**Goal:** Reproduce the records below exactly as they appear, omitting any pictures they contain.

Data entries
┌──

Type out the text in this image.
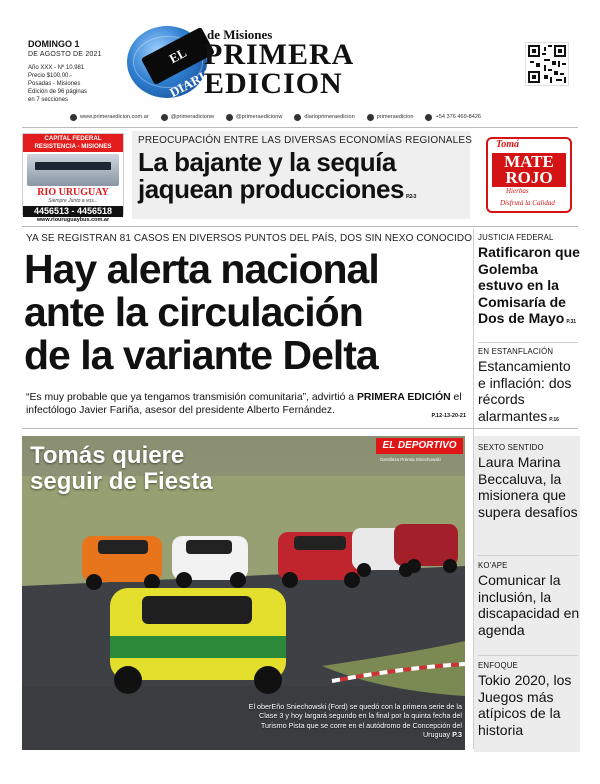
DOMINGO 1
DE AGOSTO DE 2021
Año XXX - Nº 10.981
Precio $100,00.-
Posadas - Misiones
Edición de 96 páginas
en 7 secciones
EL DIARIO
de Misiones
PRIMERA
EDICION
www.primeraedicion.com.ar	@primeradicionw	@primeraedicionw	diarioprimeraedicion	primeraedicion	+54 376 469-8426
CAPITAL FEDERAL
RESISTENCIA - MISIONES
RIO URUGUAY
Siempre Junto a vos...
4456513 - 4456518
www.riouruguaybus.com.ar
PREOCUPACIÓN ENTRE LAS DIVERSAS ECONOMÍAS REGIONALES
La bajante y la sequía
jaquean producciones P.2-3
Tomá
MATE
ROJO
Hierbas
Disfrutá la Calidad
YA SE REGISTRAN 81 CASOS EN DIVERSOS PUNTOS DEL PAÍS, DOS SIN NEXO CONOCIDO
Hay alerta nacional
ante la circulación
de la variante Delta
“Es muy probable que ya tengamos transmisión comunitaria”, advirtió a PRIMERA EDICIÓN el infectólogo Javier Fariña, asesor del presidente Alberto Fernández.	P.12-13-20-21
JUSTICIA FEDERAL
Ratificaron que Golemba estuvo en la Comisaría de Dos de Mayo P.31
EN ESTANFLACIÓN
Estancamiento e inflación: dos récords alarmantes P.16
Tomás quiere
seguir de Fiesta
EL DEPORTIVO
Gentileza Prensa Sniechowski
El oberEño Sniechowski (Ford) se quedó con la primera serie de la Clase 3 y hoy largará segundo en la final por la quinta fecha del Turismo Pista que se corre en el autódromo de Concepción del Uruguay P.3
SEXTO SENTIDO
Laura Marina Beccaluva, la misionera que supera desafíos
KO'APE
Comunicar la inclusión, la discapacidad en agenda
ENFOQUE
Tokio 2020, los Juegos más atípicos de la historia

└──

**Result of the exercise:**
Type out the text in this image.
DOMINGO 1
DE AGOSTO DE 2021
Año XXX - Nº 10.981
Precio $100,00.-
Posadas - Misiones
Edición de 96 páginas
en 7 secciones
EL DIARIO
de Misiones
PRIMERA
EDICION
www.primeraedicion.com.ar	@primeradicionw	@primeraedicionw	diarioprimeraedicion	primeraedicion	+54 376 469-8426
CAPITAL FEDERAL
RESISTENCIA - MISIONES
RIO URUGUAY
Siempre Junto a vos...
4456513 - 4456518
www.riouruguaybus.com.ar
PREOCUPACIÓN ENTRE LAS DIVERSAS ECONOMÍAS REGIONALES
La bajante y la sequía
jaquean producciones P.2-3
Tomá
MATE
ROJO
Hierbas
Disfrutá la Calidad
YA SE REGISTRAN 81 CASOS EN DIVERSOS PUNTOS DEL PAÍS, DOS SIN NEXO CONOCIDO
Hay alerta nacional
ante la circulación
de la variante Delta
“Es muy probable que ya tengamos transmisión comunitaria”, advirtió a PRIMERA EDICIÓN el infectólogo Javier Fariña, asesor del presidente Alberto Fernández.	P.12-13-20-21
JUSTICIA FEDERAL
Ratificaron que Golemba estuvo en la Comisaría de Dos de Mayo P.31
EN ESTANFLACIÓN
Estancamiento e inflación: dos récords alarmantes P.16
Tomás quiere
seguir de Fiesta
EL DEPORTIVO
Gentileza Prensa Sniechowski
El oberEño Sniechowski (Ford) se quedó con la primera serie de la Clase 3 y hoy largará segundo en la final por la quinta fecha del Turismo Pista que se corre en el autódromo de Concepción del Uruguay P.3
SEXTO SENTIDO
Laura Marina Beccaluva, la misionera que supera desafíos
KO'APE
Comunicar la inclusión, la discapacidad en agenda
ENFOQUE
Tokio 2020, los Juegos más atípicos de la historia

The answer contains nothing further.